_INSTRUCTIONS FOR THE TASK_
Could you format the lines from the first one through the line containing "annual-label-title: Geschäftsjahr: <box>86" as a numbered list, with any blank lines left out?
>> BEGIN DATA IN THIS EXERCISE
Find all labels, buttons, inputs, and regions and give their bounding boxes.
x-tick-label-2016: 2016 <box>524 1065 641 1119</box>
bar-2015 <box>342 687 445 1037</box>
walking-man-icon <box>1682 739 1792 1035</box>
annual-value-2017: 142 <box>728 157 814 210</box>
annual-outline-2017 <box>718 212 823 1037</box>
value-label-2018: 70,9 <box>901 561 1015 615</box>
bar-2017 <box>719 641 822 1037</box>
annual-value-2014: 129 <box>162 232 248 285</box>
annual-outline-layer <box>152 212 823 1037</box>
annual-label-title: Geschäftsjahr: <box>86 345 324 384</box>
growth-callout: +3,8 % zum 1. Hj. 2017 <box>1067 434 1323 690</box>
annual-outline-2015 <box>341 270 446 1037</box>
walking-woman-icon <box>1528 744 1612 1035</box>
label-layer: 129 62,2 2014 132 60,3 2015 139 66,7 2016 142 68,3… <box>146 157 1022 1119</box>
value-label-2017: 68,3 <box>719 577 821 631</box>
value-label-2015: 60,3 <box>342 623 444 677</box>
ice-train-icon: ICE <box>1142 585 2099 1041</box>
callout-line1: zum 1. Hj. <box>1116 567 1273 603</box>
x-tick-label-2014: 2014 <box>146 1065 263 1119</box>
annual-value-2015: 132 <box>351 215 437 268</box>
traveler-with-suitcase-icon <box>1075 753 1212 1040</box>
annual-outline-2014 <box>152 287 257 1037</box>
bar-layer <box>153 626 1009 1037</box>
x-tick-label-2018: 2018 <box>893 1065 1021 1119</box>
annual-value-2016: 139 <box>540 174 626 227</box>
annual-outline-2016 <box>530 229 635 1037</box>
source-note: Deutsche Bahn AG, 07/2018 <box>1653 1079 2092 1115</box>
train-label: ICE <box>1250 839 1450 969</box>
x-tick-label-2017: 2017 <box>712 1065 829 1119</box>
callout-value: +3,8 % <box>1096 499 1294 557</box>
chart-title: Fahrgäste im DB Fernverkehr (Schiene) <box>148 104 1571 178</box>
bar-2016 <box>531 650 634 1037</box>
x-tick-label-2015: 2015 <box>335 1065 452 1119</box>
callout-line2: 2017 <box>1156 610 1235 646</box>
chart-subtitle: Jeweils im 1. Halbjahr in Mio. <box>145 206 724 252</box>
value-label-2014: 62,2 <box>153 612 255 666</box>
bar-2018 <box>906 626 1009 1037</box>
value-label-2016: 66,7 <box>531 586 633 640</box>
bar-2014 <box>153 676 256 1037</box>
>> END DATA IN THIS EXERCISE
_RESPONSE_
1. Find all labels, buttons, inputs, and regions and give their bounding boxes.
2. x-tick-label-2016: 2016 <box>524 1065 641 1119</box>
3. bar-2015 <box>342 687 445 1037</box>
4. walking-man-icon <box>1682 739 1792 1035</box>
5. annual-value-2017: 142 <box>728 157 814 210</box>
6. annual-outline-2017 <box>718 212 823 1037</box>
7. value-label-2018: 70,9 <box>901 561 1015 615</box>
8. bar-2017 <box>719 641 822 1037</box>
9. annual-value-2014: 129 <box>162 232 248 285</box>
10. annual-outline-layer <box>152 212 823 1037</box>
11. annual-label-title: Geschäftsjahr: <box>86 345 324 384</box>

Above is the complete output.